● **Records from a collection of figures**:
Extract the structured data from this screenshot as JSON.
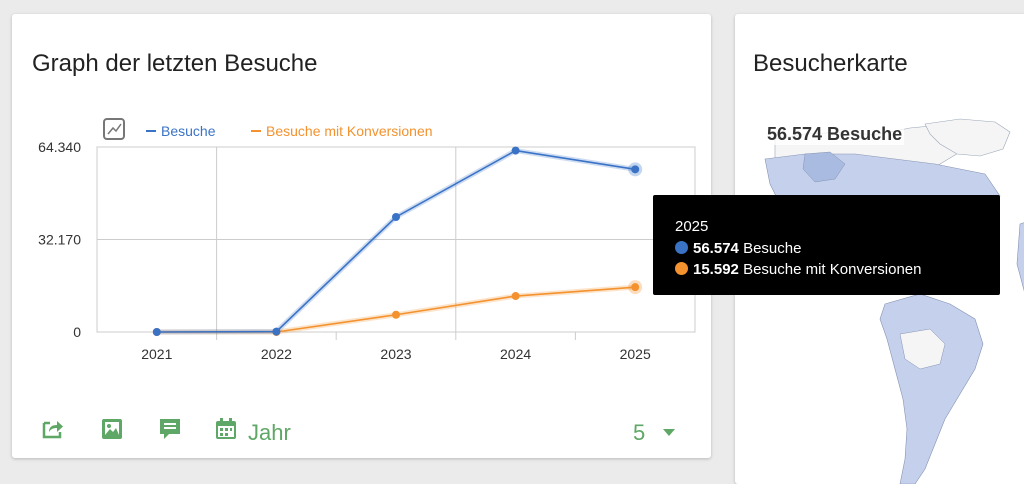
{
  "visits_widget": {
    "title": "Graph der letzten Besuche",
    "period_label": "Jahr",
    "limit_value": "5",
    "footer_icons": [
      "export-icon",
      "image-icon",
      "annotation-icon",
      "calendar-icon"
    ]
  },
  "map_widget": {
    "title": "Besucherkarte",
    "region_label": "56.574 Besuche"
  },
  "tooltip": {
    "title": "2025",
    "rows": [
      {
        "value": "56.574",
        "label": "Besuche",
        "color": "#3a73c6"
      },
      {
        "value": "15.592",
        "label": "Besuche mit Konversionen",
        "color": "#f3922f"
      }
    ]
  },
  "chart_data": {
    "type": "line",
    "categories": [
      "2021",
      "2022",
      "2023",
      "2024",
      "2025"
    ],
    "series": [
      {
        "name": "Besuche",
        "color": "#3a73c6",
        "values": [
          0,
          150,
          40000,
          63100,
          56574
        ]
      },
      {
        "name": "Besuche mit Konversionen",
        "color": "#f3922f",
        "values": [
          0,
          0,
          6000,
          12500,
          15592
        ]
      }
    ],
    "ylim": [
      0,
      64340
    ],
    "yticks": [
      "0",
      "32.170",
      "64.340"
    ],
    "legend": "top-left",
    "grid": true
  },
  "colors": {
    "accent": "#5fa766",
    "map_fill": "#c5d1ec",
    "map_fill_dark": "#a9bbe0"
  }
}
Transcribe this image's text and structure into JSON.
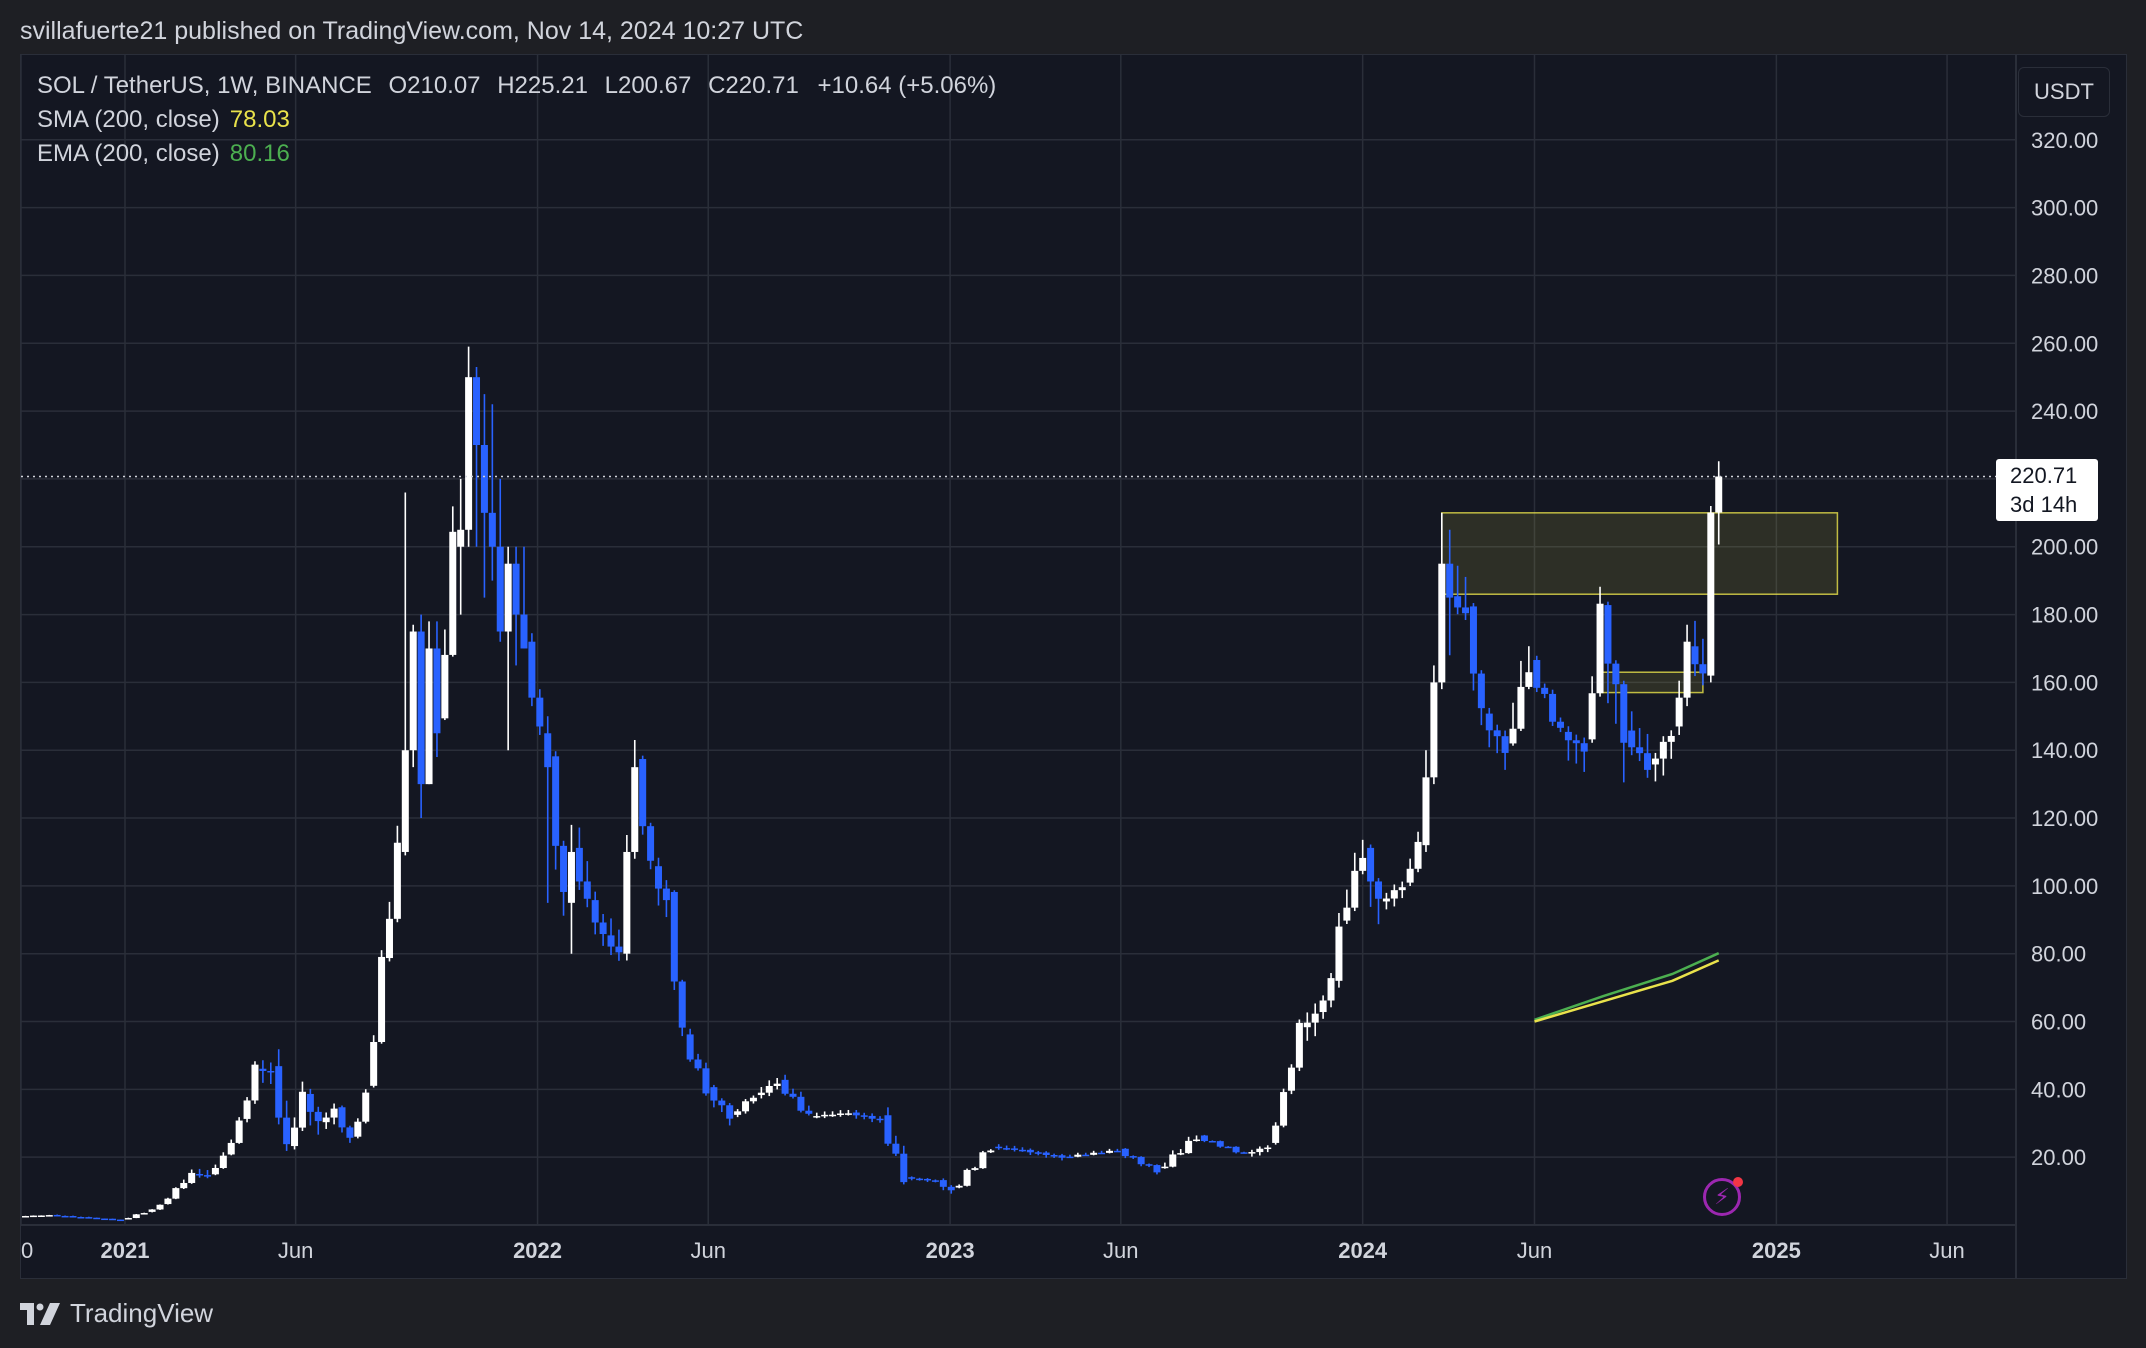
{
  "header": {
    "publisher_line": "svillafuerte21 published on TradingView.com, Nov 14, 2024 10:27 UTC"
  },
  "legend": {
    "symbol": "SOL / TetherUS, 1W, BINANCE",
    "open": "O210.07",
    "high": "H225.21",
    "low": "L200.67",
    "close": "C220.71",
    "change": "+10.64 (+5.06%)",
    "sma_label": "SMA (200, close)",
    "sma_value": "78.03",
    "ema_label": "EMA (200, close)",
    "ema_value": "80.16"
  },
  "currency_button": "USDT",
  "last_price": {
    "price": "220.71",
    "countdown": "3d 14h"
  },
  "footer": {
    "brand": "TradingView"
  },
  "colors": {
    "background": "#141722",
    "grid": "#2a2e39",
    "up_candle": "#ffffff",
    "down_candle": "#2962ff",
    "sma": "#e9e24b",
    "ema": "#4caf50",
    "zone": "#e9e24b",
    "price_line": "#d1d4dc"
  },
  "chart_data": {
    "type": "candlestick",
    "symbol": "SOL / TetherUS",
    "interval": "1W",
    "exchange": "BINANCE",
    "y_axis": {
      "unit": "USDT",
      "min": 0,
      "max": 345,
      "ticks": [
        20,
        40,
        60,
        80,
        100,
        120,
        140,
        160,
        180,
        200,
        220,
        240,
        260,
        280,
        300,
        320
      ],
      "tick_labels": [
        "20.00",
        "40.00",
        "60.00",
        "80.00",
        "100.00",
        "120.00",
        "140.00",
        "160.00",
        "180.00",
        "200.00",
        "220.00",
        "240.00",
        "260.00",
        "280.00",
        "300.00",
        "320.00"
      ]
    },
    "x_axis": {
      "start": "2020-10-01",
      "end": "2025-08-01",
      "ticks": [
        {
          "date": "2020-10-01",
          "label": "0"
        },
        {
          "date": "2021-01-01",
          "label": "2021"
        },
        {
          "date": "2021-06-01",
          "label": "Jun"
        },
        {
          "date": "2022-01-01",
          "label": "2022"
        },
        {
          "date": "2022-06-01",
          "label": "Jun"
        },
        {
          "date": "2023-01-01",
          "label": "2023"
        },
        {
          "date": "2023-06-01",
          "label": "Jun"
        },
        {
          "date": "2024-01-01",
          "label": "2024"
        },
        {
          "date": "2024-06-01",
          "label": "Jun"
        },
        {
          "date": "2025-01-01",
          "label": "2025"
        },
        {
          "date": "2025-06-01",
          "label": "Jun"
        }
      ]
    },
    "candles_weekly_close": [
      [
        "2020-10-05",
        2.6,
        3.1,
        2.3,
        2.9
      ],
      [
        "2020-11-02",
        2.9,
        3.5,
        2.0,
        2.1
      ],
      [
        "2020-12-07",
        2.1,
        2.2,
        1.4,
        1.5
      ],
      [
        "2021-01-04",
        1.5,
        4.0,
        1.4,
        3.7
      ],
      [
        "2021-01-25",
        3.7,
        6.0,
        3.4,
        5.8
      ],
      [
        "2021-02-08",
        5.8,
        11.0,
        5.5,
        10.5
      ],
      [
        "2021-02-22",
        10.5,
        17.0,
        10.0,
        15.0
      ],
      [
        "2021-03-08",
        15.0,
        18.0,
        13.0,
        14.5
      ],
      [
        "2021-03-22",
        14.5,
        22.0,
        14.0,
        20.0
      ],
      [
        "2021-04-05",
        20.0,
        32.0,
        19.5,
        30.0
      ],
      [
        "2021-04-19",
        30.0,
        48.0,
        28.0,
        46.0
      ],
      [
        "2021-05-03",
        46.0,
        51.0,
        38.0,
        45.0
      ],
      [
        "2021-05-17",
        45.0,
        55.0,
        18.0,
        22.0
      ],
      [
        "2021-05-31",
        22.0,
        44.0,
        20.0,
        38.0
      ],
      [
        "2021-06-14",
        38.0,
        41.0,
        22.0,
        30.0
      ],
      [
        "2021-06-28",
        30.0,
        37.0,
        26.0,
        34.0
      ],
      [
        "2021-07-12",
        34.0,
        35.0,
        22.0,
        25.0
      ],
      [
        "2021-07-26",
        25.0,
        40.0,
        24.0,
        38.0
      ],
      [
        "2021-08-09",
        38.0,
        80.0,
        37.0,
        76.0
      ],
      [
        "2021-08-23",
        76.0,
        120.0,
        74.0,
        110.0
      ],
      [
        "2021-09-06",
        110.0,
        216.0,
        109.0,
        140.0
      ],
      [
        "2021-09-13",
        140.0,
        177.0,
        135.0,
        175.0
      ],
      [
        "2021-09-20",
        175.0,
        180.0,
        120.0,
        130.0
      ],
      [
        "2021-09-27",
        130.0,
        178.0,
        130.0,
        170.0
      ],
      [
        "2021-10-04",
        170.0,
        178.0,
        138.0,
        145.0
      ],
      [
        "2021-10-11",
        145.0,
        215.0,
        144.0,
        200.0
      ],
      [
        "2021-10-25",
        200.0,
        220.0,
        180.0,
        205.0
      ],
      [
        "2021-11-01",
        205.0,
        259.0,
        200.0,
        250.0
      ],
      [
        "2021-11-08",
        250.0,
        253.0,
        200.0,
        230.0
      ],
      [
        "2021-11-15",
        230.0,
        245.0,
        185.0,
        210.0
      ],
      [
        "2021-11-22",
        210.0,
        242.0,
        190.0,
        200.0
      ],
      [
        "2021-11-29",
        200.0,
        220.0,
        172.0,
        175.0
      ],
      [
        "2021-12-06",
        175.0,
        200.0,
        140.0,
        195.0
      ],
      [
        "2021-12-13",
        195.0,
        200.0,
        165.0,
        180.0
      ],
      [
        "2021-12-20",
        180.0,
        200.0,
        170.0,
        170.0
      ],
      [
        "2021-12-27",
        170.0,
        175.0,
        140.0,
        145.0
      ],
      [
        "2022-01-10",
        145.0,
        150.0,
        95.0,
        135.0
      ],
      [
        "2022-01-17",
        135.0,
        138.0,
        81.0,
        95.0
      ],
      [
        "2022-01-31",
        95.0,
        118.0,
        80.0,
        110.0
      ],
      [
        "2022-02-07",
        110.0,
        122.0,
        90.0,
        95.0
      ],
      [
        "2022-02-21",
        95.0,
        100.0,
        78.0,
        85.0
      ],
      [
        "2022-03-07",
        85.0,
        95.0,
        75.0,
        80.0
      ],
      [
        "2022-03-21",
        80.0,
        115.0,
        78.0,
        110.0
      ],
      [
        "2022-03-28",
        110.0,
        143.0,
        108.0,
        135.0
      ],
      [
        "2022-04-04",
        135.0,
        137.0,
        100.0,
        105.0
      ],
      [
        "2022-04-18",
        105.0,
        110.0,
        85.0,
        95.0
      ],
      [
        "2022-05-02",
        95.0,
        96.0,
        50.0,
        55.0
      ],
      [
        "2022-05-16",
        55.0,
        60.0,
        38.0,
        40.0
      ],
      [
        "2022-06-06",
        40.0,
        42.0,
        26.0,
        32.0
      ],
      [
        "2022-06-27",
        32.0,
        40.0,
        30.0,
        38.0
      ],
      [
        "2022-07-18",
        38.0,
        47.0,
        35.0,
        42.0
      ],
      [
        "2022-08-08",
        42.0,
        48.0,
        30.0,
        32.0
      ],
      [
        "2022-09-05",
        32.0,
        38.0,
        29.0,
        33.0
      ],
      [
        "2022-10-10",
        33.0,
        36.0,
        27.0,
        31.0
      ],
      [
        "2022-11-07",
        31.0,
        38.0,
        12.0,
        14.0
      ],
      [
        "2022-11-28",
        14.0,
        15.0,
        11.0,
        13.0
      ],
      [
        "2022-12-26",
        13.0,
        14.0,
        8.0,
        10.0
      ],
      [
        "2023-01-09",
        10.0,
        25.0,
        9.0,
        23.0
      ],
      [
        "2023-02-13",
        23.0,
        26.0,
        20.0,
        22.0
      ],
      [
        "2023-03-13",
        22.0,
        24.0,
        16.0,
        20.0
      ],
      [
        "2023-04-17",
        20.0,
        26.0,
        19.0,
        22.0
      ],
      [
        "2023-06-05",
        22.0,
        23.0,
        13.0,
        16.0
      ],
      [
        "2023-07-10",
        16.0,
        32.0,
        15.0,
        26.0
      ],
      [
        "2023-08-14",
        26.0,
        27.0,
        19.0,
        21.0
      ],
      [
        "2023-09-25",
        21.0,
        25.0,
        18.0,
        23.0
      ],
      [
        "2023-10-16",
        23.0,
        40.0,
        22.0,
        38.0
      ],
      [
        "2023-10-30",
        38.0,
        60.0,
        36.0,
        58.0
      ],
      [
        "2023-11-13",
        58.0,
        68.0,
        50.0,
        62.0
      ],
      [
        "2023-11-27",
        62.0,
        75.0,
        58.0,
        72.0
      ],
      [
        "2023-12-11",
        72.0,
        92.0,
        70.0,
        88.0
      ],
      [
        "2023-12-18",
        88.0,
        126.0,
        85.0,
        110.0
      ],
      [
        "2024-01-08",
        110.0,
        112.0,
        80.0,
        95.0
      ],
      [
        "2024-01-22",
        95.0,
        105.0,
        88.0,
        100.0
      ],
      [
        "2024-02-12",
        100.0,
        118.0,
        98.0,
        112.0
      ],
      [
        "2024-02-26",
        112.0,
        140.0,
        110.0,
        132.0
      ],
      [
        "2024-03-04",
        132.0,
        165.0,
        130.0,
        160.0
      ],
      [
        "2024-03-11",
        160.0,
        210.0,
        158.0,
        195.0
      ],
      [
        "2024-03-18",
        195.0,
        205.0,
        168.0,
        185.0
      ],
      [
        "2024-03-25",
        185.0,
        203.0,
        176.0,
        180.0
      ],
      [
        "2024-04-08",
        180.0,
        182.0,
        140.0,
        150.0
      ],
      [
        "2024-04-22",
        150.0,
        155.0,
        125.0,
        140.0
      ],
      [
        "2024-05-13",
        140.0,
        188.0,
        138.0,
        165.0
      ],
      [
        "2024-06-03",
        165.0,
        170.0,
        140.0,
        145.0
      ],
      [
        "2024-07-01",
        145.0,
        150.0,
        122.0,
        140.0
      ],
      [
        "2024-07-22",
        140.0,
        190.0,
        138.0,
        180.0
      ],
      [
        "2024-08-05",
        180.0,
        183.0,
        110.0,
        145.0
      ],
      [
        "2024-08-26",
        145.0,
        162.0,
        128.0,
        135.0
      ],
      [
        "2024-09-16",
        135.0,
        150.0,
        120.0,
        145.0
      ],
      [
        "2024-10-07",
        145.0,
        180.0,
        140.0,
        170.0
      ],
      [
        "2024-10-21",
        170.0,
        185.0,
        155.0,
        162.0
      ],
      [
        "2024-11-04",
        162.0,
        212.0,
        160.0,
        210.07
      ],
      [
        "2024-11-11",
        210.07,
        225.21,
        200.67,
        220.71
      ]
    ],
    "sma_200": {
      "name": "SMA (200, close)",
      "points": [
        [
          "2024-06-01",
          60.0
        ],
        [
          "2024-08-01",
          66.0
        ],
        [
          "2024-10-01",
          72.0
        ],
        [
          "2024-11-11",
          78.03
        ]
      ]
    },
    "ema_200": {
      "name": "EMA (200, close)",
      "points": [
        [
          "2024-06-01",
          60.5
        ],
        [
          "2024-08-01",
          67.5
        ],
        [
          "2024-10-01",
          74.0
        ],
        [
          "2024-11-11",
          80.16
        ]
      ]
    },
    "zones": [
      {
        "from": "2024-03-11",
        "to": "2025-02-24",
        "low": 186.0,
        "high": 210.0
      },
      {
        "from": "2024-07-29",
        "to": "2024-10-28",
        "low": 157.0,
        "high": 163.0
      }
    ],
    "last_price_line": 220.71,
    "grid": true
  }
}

● **Task objective**: Every line that holds the string "image" should be returned.

● **Worked solution**:
      "image-icon",
Transcribe this image's text and structure into JSON.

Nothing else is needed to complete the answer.